[start of STORED RECORDS]
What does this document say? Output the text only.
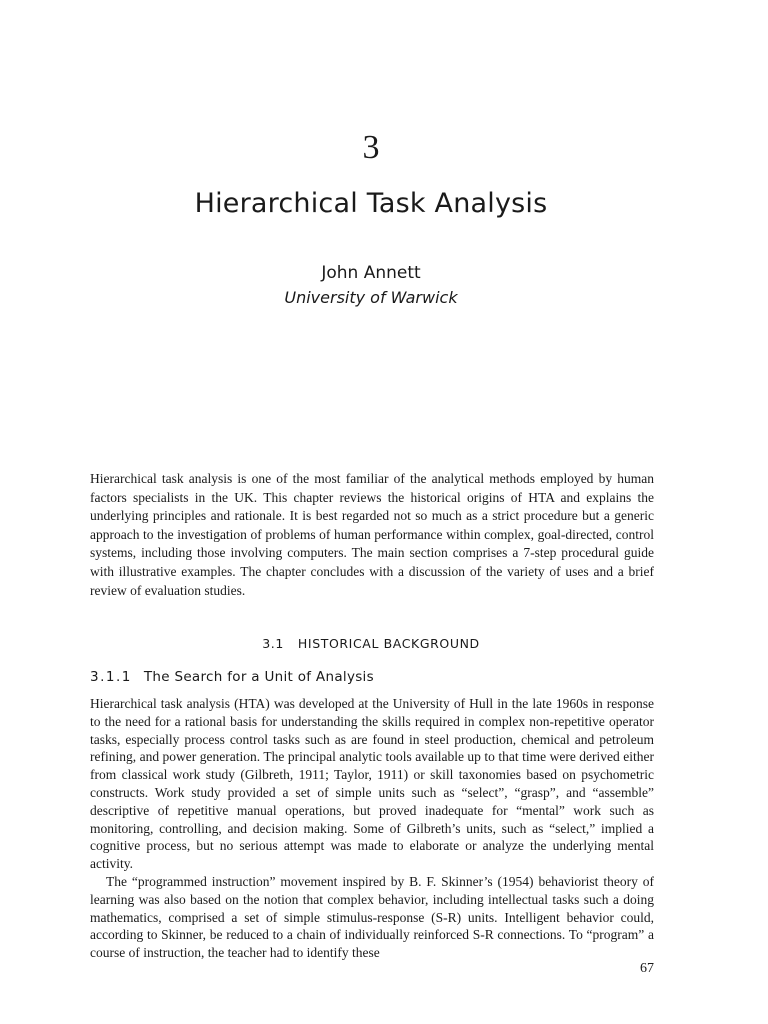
3
Hierarchical Task Analysis
John Annett
University of Warwick

Hierarchical task analysis is one of the most familiar of the analytical methods employed by human factors specialists in the UK. This chapter reviews the historical origins of HTA and explains the underlying principles and rationale. It is best regarded not so much as a strict procedure but a generic approach to the investigation of problems of human performance within complex, goal-directed, control systems, including those involving computers. The main section comprises a 7-step procedural guide with illustrative examples. The chapter concludes with a discussion of the variety of uses and a brief review of evaluation studies.

3.1 HISTORICAL BACKGROUND
3.1.1 The Search for a Unit of Analysis

Hierarchical task analysis (HTA) was developed at the University of Hull in the late 1960s in response to the need for a rational basis for understanding the skills required in complex non-repetitive operator tasks, especially process control tasks such as are found in steel production, chemical and petroleum refining, and power generation. The principal analytic tools available up to that time were derived either from classical work study (Gilbreth, 1911; Taylor, 1911) or skill taxonomies based on psychometric constructs. Work study provided a set of simple units such as “select”, “grasp”, and “assemble” descriptive of repetitive manual operations, but proved inadequate for “mental” work such as monitoring, controlling, and decision making. Some of Gilbreth’s units, such as “select,” implied a cognitive process, but no serious attempt was made to elaborate or analyze the underlying mental activity.

The “programmed instruction” movement inspired by B. F. Skinner’s (1954) behaviorist theory of learning was also based on the notion that complex behavior, including intellectual tasks such a doing mathematics, comprised a set of simple stimulus-response (S-R) units. Intelligent behavior could, according to Skinner, be reduced to a chain of individually reinforced S-R connections. To “program” a course of instruction, the teacher had to identify these

67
[end of STORED RECORDS]
_THE REQUEST_. Repeat the material above verbatim. Leave the pictures behind.

_WORKED SOLUTION_.
What does this document say? Output the text only.
3
Hierarchical Task Analysis
John Annett
University of Warwick

Hierarchical task analysis is one of the most familiar of the analytical methods employed by human factors specialists in the UK. This chapter reviews the historical origins of HTA and explains the underlying principles and rationale. It is best regarded not so much as a strict procedure but a generic approach to the investigation of problems of human performance within complex, goal-directed, control systems, including those involving computers. The main section comprises a 7-step procedural guide with illustrative examples. The chapter concludes with a discussion of the variety of uses and a brief review of evaluation studies.

3.1 HISTORICAL BACKGROUND
3.1.1 The Search for a Unit of Analysis

Hierarchical task analysis (HTA) was developed at the University of Hull in the late 1960s in response to the need for a rational basis for understanding the skills required in complex non-repetitive operator tasks, especially process control tasks such as are found in steel production, chemical and petroleum refining, and power generation. The principal analytic tools available up to that time were derived either from classical work study (Gilbreth, 1911; Taylor, 1911) or skill taxonomies based on psychometric constructs. Work study provided a set of simple units such as “select”, “grasp”, and “assemble” descriptive of repetitive manual operations, but proved inadequate for “mental” work such as monitoring, controlling, and decision making. Some of Gilbreth’s units, such as “select,” implied a cognitive process, but no serious attempt was made to elaborate or analyze the underlying mental activity.

The “programmed instruction” movement inspired by B. F. Skinner’s (1954) behaviorist theory of learning was also based on the notion that complex behavior, including intellectual tasks such a doing mathematics, comprised a set of simple stimulus-response (S-R) units. Intelligent behavior could, according to Skinner, be reduced to a chain of individually reinforced S-R connections. To “program” a course of instruction, the teacher had to identify these

67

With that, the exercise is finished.